▶ _Work to complete_
Present every line in which the string "kategorijos" appears.

(Dataset items)

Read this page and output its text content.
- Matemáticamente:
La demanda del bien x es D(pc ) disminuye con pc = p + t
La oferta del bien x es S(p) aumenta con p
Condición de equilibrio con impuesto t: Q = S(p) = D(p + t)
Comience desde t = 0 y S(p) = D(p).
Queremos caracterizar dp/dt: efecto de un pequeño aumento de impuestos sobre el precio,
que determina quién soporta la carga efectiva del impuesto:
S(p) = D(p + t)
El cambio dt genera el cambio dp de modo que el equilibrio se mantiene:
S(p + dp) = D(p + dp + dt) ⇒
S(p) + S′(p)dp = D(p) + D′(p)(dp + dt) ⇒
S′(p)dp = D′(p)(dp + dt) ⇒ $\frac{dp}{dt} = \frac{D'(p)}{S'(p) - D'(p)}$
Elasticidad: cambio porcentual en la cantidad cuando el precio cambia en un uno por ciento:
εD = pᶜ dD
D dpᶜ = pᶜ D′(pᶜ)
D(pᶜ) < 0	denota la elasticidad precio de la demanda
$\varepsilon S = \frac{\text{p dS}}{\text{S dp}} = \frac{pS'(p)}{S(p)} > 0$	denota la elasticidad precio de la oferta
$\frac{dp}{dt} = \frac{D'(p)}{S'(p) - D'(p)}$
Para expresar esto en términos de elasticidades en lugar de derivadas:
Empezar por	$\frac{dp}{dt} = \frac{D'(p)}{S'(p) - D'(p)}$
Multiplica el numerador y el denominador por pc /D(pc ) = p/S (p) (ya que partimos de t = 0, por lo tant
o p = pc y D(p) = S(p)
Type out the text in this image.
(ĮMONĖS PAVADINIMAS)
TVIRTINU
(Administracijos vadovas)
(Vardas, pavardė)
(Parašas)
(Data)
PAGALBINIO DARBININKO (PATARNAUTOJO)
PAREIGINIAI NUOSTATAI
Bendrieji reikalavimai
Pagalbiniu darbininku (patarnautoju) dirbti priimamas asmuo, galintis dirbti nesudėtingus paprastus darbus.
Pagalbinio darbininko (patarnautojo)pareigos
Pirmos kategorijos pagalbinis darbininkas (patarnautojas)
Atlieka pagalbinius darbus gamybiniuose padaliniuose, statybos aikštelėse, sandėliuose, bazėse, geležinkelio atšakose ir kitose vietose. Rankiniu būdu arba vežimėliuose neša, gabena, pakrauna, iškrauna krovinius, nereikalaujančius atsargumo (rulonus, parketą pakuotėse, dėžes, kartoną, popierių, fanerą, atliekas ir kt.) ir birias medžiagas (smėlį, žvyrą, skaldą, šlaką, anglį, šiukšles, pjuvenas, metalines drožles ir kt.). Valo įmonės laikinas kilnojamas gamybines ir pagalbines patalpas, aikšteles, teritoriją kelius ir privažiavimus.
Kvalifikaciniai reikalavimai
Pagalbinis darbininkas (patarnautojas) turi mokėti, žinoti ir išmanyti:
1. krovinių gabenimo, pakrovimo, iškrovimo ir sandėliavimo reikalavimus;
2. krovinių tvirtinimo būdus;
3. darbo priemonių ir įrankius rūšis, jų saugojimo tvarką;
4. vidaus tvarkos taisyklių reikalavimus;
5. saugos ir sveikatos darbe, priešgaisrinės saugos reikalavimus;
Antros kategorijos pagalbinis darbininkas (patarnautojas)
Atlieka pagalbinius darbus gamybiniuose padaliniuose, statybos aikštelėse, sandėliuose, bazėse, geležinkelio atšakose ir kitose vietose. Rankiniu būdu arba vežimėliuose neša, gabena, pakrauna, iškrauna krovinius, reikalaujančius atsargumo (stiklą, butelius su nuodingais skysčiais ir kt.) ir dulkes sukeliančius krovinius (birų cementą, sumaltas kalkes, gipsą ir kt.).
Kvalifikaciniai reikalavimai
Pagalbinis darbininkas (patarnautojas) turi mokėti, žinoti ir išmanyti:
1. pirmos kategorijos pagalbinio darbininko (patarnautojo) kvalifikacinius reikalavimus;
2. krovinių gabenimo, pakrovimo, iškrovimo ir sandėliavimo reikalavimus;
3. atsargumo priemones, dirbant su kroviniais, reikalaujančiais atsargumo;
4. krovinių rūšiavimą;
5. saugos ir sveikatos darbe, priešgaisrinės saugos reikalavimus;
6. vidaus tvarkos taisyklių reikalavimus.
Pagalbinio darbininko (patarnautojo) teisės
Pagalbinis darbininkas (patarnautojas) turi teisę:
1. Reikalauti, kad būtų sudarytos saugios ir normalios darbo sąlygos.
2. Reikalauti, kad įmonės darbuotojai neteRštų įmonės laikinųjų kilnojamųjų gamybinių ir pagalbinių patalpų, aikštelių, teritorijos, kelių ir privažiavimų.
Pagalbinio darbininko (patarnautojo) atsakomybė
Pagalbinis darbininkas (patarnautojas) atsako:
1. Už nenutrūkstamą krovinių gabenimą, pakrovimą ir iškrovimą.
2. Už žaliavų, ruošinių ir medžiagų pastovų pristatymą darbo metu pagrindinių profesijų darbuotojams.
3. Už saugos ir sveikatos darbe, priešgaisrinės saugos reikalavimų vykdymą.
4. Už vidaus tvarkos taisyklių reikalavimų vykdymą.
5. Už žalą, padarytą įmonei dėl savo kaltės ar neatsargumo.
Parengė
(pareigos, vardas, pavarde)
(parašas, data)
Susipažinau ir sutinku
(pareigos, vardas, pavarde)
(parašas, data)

▶ _Result for this exercise_
Pirmos kategorijos pagalbinis darbininkas (patarnautojas)
Antros kategorijos pagalbinis darbininkas (patarnautojas)
1. pirmos kategorijos pagalbinio darbininko (patarnautojo) kvalifikacinius reikalavimus;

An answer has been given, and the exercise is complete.